Objective
Take each line containing "Гкал" and report it exactly as written.

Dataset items
BEGIN

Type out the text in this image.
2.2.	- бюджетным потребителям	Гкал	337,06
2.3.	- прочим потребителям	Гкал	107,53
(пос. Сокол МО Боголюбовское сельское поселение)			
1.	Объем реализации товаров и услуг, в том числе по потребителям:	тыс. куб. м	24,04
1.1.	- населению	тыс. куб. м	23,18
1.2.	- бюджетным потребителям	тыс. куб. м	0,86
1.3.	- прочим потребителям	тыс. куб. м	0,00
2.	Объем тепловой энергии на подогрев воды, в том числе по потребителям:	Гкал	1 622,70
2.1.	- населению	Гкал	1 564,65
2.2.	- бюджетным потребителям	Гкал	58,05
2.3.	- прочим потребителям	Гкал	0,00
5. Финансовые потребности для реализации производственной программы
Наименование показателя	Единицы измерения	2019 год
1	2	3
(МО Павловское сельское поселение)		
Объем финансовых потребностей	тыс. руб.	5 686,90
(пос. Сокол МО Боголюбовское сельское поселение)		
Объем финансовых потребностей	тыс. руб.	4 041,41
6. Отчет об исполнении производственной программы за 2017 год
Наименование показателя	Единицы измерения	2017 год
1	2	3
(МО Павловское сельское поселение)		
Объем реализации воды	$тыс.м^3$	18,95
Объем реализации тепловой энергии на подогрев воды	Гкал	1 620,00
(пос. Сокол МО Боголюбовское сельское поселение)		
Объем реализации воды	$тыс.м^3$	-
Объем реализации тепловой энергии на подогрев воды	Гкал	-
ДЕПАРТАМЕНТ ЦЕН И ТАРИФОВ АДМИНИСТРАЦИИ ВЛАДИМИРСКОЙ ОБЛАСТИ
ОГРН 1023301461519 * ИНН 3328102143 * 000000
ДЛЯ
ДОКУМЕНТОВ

END

Solution for this task
2.2.	- бюджетным потребителям	Гкал	337,06
2.3.	- прочим потребителям	Гкал	107,53
2.	Объем тепловой энергии на подогрев воды, в том числе по потребителям:	Гкал	1 622,70
2.1.	- населению	Гкал	1 564,65
2.2.	- бюджетным потребителям	Гкал	58,05
2.3.	- прочим потребителям	Гкал	0,00
Объем реализации тепловой энергии на подогрев воды	Гкал	1 620,00
Объем реализации тепловой энергии на подогрев воды	Гкал	-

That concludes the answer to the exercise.